→ Task instructions
From the line containing "OCR this image." to the end of the data, retype every line exactly and nothing else. Drop the pictures.

→ Material for this exercise
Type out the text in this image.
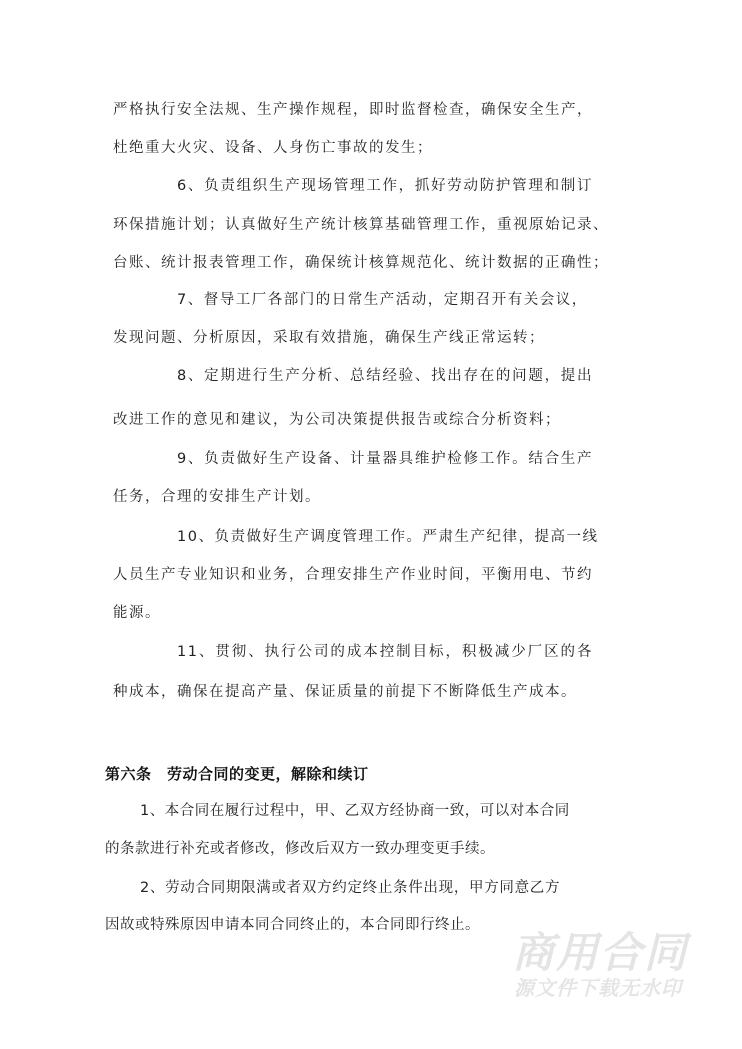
严格执行安全法规、生产操作规程，即时监督检查，确保安全生产，
杜绝重大火灾、设备、人身伤亡事故的发生；
6、负责组织生产现场管理工作，抓好劳动防护管理和制订
环保措施计划；认真做好生产统计核算基础管理工作，重视原始记录、
台账、统计报表管理工作，确保统计核算规范化、统计数据的正确性；
7、督导工厂各部门的日常生产活动，定期召开有关会议，
发现问题、分析原因，采取有效措施，确保生产线正常运转；
8、定期进行生产分析、总结经验、找出存在的问题，提出
改进工作的意见和建议，为公司决策提供报告或综合分析资料；
9、负责做好生产设备、计量器具维护检修工作。结合生产
任务，合理的安排生产计划。
10、负责做好生产调度管理工作。严肃生产纪律，提高一线
人员生产专业知识和业务，合理安排生产作业时间，平衡用电、节约
能源。
11、贯彻、执行公司的成本控制目标，积极减少厂区的各
种成本，确保在提高产量、保证质量的前提下不断降低生产成本。
第六条　劳动合同的变更，解除和续订
1、本合同在履行过程中，甲、乙双方经协商一致，可以对本合同
的条款进行补充或者修改，修改后双方一致办理变更手续。
2、劳动合同期限满或者双方约定终止条件出现，甲方同意乙方
因故或特殊原因申请本同合同终止的，本合同即行终止。
商用合同
源文件下载无水印
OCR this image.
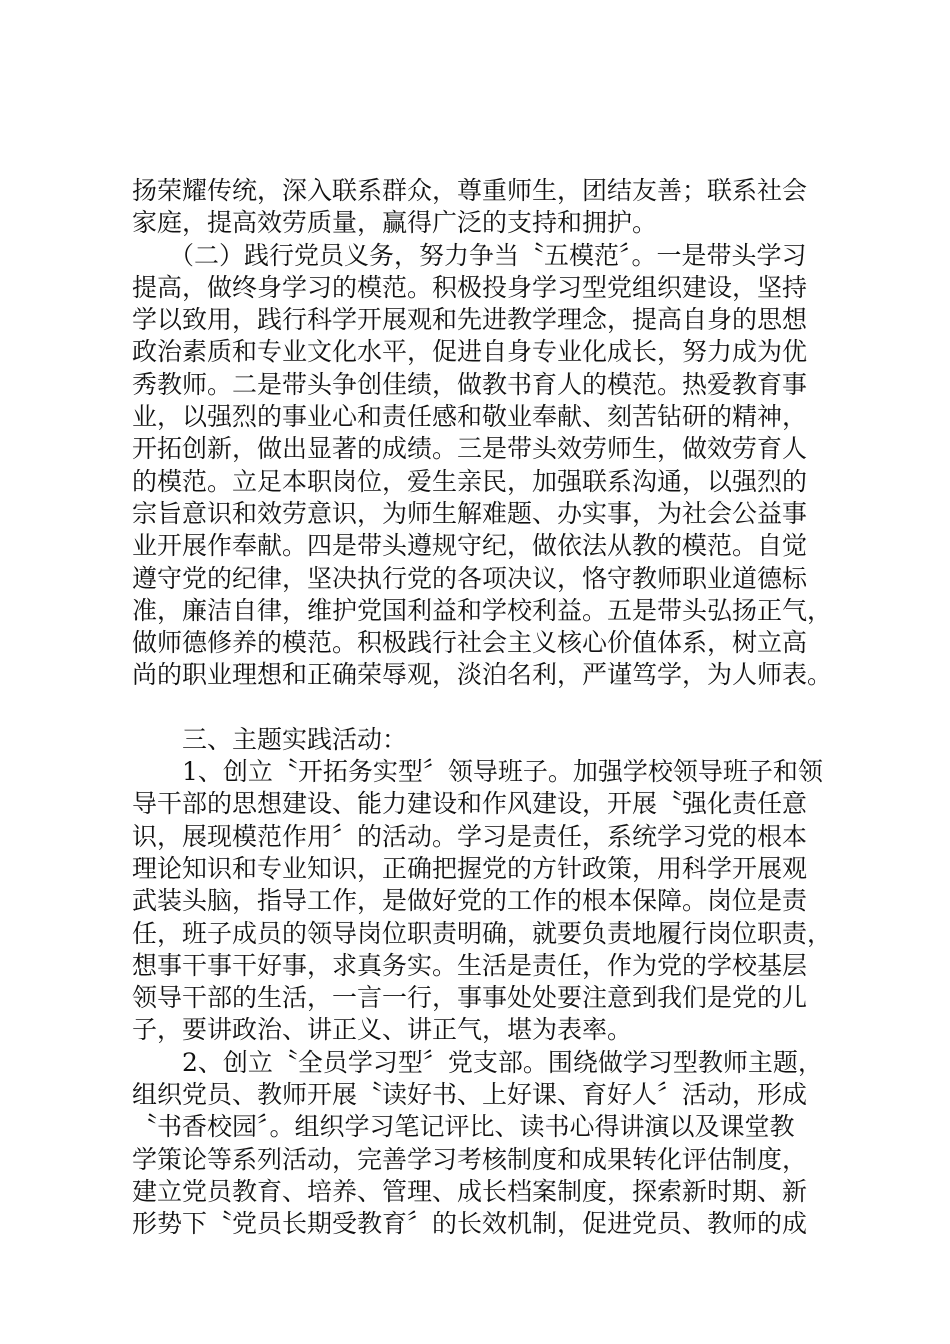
扬荣耀传统，深入联系群众，尊重师生，团结友善；联系社会
家庭，提高效劳质量，赢得广泛的支持和拥护。
（二）践行党员义务，努力争当〝五模范〞。一是带头学习
提高，做终身学习的模范。积极投身学习型党组织建设，坚持
学以致用，践行科学开展观和先进教学理念，提高自身的思想
政治素质和专业文化水平，促进自身专业化成长，努力成为优
秀教师。二是带头争创佳绩，做教书育人的模范。热爱教育事
业，以强烈的事业心和责任感和敬业奉献、刻苦钻研的精神，
开拓创新，做出显著的成绩。三是带头效劳师生，做效劳育人
的模范。立足本职岗位，爱生亲民，加强联系沟通，以强烈的
宗旨意识和效劳意识，为师生解难题、办实事，为社会公益事
业开展作奉献。四是带头遵规守纪，做依法从教的模范。自觉
遵守党的纪律，坚决执行党的各项决议，恪守教师职业道德标
准，廉洁自律，维护党国利益和学校利益。五是带头弘扬正气，
做师德修养的模范。积极践行社会主义核心价值体系，树立高
尚的职业理想和正确荣辱观，淡泊名利，严谨笃学，为人师表。
三、主题实践活动：
1、创立〝开拓务实型〞领导班子。加强学校领导班子和领
导干部的思想建设、能力建设和作风建设，开展〝强化责任意
识，展现模范作用〞的活动。学习是责任，系统学习党的根本
理论知识和专业知识，正确把握党的方针政策，用科学开展观
武装头脑，指导工作，是做好党的工作的根本保障。岗位是责
任，班子成员的领导岗位职责明确，就要负责地履行岗位职责，
想事干事干好事，求真务实。生活是责任，作为党的学校基层
领导干部的生活，一言一行，事事处处要注意到我们是党的儿
子，要讲政治、讲正义、讲正气，堪为表率。
2、创立〝全员学习型〞党支部。围绕做学习型教师主题，
组织党员、教师开展〝读好书、上好课、育好人〞活动，形成
〝书香校园〞。组织学习笔记评比、读书心得讲演以及课堂教
学策论等系列活动，完善学习考核制度和成果转化评估制度，
建立党员教育、培养、管理、成长档案制度，探索新时期、新
形势下〝党员长期受教育〞的长效机制，促进党员、教师的成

→ Exercise solution
OCR this image.
扬荣耀传统，深入联系群众，尊重师生，团结友善；联系社会
家庭，提高效劳质量，赢得广泛的支持和拥护。
（二）践行党员义务，努力争当〝五模范〞。一是带头学习
提高，做终身学习的模范。积极投身学习型党组织建设，坚持
学以致用，践行科学开展观和先进教学理念，提高自身的思想
政治素质和专业文化水平，促进自身专业化成长，努力成为优
秀教师。二是带头争创佳绩，做教书育人的模范。热爱教育事
业，以强烈的事业心和责任感和敬业奉献、刻苦钻研的精神，
开拓创新，做出显著的成绩。三是带头效劳师生，做效劳育人
的模范。立足本职岗位，爱生亲民，加强联系沟通，以强烈的
宗旨意识和效劳意识，为师生解难题、办实事，为社会公益事
业开展作奉献。四是带头遵规守纪，做依法从教的模范。自觉
遵守党的纪律，坚决执行党的各项决议，恪守教师职业道德标
准，廉洁自律，维护党国利益和学校利益。五是带头弘扬正气，
做师德修养的模范。积极践行社会主义核心价值体系，树立高
尚的职业理想和正确荣辱观，淡泊名利，严谨笃学，为人师表。
三、主题实践活动：
1、创立〝开拓务实型〞领导班子。加强学校领导班子和领
导干部的思想建设、能力建设和作风建设，开展〝强化责任意
识，展现模范作用〞的活动。学习是责任，系统学习党的根本
理论知识和专业知识，正确把握党的方针政策，用科学开展观
武装头脑，指导工作，是做好党的工作的根本保障。岗位是责
任，班子成员的领导岗位职责明确，就要负责地履行岗位职责，
想事干事干好事，求真务实。生活是责任，作为党的学校基层
领导干部的生活，一言一行，事事处处要注意到我们是党的儿
子，要讲政治、讲正义、讲正气，堪为表率。
2、创立〝全员学习型〞党支部。围绕做学习型教师主题，
组织党员、教师开展〝读好书、上好课、育好人〞活动，形成
〝书香校园〞。组织学习笔记评比、读书心得讲演以及课堂教
学策论等系列活动，完善学习考核制度和成果转化评估制度，
建立党员教育、培养、管理、成长档案制度，探索新时期、新
形势下〝党员长期受教育〞的长效机制，促进党员、教师的成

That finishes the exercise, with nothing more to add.